## [Tarefa 1]
Reproduza sem alterações as linhas da listagem, do início dela até a linha com "The circuit board 22 is at (326, 273).", incluindo essa linha.
━━ Trecho do documento ━━
Desde o início deste labor têm se destacado os condicionantes e as circunstâncias que envolveram a trajetória soviética. Quais sejam: o ineditismo, isto é, o “batismo” histórico do socialismo, a adversidade de se empreender a transição do capitalismo ao socialismo num país com forte presença de relações pré-capitalistas e o corrosivo cerco imperialista. Isto é imprescindível sob pena de uma leitura idealista e a-histórica. Todavia, apesar deste contexto original, muito adverso, seria errôneo entender que a análise se esgota com tais corretas indicações. Absolutizá-las seria resvalar para o equivocado juízo da inevitabilidade da derrota.
Na esfera da construção econômica, a URSS, impulsionada durante décadas por uma perspectiva modernizadora, obteve índices de elevação da produtividade do trabalho equivalentes aos das potências capitalistas. Nesta etapa, a construção econômica se realizou por alta centralização e detalhado planejamento e com grande parte das forças produtivas estatizadas, concentradas em grandes unidades de produção.
A partir dos anos 1960, o crescimento embora ainda competitivo vai perdendo impulso e, em meados da década de 1970, a economia soviética passa a descrever uma trajetória que tende crescentemente à estagnação. Em suma, como destaca Luis Fernandes, a economia da URSS “passou a ter um desempenho pior ou igual às demais potências capitalistas.”
A direção política soviética deixou cair no esquecimento, como observou João Amazonas, a preciosa elaboração teórica de Lênin acerca da complexa tarefa da transição do capitalismo ao socialismo, sobretudo num país como a Rússia.
Na URSS, diz Amazonas, “a marcha do desenvolvimento da sociedade, em todos os campos, parecia depender principalmente da vontade dos homens, dos dirigentes, sem considerar que esse desenvolvimento tem raízes objetivas, envolve estágios determinados”.
Desse modo, a direção do PCUS cai na ilusão, conforme declarado em 1939, no texto do 18º Congresso, de que já se alcançara o socialismo pleno. Tratava-se, então, dali para diante, de se empreender a passagem gradual do socialismo ao comunismo.
Como dito acima, a partir da década de 1970, as forças produtivas não se desenvolvem a contento. Não se conseguiu passar da fase de crescimento econômico extensivo (expansão baseada em novas unidades de produção, com uma mesma base tecnológica) para a fase de crescimento intensivo (incorporação de novas tecnologias, mais inovação e força trabalho ascendemente mais qualificada e emulada).
━━━
━━ Dados fornecidos ━━
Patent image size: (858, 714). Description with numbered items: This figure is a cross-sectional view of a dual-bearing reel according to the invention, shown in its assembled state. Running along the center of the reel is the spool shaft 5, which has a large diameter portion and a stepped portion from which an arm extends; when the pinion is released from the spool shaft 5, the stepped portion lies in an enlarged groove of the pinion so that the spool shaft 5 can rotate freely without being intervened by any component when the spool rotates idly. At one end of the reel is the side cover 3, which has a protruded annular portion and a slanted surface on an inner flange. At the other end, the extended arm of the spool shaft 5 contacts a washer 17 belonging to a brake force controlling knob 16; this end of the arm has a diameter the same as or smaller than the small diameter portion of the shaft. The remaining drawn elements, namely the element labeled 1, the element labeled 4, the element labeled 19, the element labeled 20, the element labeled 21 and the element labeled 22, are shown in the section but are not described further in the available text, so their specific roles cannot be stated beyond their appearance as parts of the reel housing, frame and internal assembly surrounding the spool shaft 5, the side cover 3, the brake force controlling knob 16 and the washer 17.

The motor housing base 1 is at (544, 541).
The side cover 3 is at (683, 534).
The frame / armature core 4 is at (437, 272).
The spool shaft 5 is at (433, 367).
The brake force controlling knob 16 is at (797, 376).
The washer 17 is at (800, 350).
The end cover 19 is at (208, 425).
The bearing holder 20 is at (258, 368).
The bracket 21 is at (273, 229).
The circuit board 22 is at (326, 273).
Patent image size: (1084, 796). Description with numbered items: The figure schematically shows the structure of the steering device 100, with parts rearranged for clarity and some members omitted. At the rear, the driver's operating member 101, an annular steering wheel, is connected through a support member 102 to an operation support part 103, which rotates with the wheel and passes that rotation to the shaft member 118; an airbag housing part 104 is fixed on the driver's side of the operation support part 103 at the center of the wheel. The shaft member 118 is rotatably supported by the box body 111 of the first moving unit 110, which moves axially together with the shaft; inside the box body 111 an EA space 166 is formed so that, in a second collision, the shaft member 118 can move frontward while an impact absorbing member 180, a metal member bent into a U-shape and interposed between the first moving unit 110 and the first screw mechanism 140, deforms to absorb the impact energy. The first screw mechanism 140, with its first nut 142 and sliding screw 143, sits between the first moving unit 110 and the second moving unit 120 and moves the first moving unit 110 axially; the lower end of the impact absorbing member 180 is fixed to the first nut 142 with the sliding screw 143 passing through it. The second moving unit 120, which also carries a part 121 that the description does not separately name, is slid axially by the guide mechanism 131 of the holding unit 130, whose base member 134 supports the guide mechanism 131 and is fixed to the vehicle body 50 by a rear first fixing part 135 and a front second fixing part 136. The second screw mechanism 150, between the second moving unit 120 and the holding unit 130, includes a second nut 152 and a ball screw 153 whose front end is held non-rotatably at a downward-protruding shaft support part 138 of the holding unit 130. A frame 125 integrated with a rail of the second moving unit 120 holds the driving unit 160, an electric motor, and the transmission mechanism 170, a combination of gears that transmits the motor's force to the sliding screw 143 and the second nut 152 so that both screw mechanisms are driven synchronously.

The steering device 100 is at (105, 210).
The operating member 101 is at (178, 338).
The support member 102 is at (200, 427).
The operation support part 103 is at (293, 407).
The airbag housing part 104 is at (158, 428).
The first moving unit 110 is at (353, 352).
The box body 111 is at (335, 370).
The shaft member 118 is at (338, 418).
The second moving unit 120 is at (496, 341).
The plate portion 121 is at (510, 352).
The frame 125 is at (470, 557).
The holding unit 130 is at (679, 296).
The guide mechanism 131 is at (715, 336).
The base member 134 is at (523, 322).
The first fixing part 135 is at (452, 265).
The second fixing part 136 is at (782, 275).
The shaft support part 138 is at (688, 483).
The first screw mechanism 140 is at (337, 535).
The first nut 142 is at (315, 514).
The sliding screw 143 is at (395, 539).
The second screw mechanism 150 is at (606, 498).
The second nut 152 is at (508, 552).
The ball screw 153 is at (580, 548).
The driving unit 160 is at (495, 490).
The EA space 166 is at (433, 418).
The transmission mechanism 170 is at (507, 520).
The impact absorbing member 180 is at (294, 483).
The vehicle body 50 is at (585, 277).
━━━
## [Tarefa 2]
Com base no trecho sobre a trajetória soviética, responda:
(a) A partir de quando a economia soviética passa a tender crescentemente à estagnação?
(b) Em que ano e em qual texto a direção do PCUS declarou que já se alcançara o socialismo pleno?
(c) Em que consiste o crescimento econômico extensivo?

## [Resposta 1]
Patent image size: (858, 714). Description with numbered items: This figure is a cross-sectional view of a dual-bearing reel according to the invention, shown in its assembled state. Running along the center of the reel is the spool shaft 5, which has a large diameter portion and a stepped portion from which an arm extends; when the pinion is released from the spool shaft 5, the stepped portion lies in an enlarged groove of the pinion so that the spool shaft 5 can rotate freely without being intervened by any component when the spool rotates idly. At one end of the reel is the side cover 3, which has a protruded annular portion and a slanted surface on an inner flange. At the other end, the extended arm of the spool shaft 5 contacts a washer 17 belonging to a brake force controlling knob 16; this end of the arm has a diameter the same as or smaller than the small diameter portion of the shaft. The remaining drawn elements, namely the element labeled 1, the element labeled 4, the element labeled 19, the element labeled 20, the element labeled 21 and the element labeled 22, are shown in the section but are not described further in the available text, so their specific roles cannot be stated beyond their appearance as parts of the reel housing, frame and internal assembly surrounding the spool shaft 5, the side cover 3, the brake force controlling knob 16 and the washer 17.

The motor housing base 1 is at (544, 541).
The side cover 3 is at (683, 534).
The frame / armature core 4 is at (437, 272).
The spool shaft 5 is at (433, 367).
The brake force controlling knob 16 is at (797, 376).
The washer 17 is at (800, 350).
The end cover 19 is at (208, 425).
The bearing holder 20 is at (258, 368).
The bracket 21 is at (273, 229).
The circuit board 22 is at (326, 273).

## [Resposta 2]
(a) A partir de meados da década de 1970.
(b) Em 1939, no texto do 18º Congresso.
(c) Na expansão baseada em novas unidades de produção, com uma mesma base tecnológica.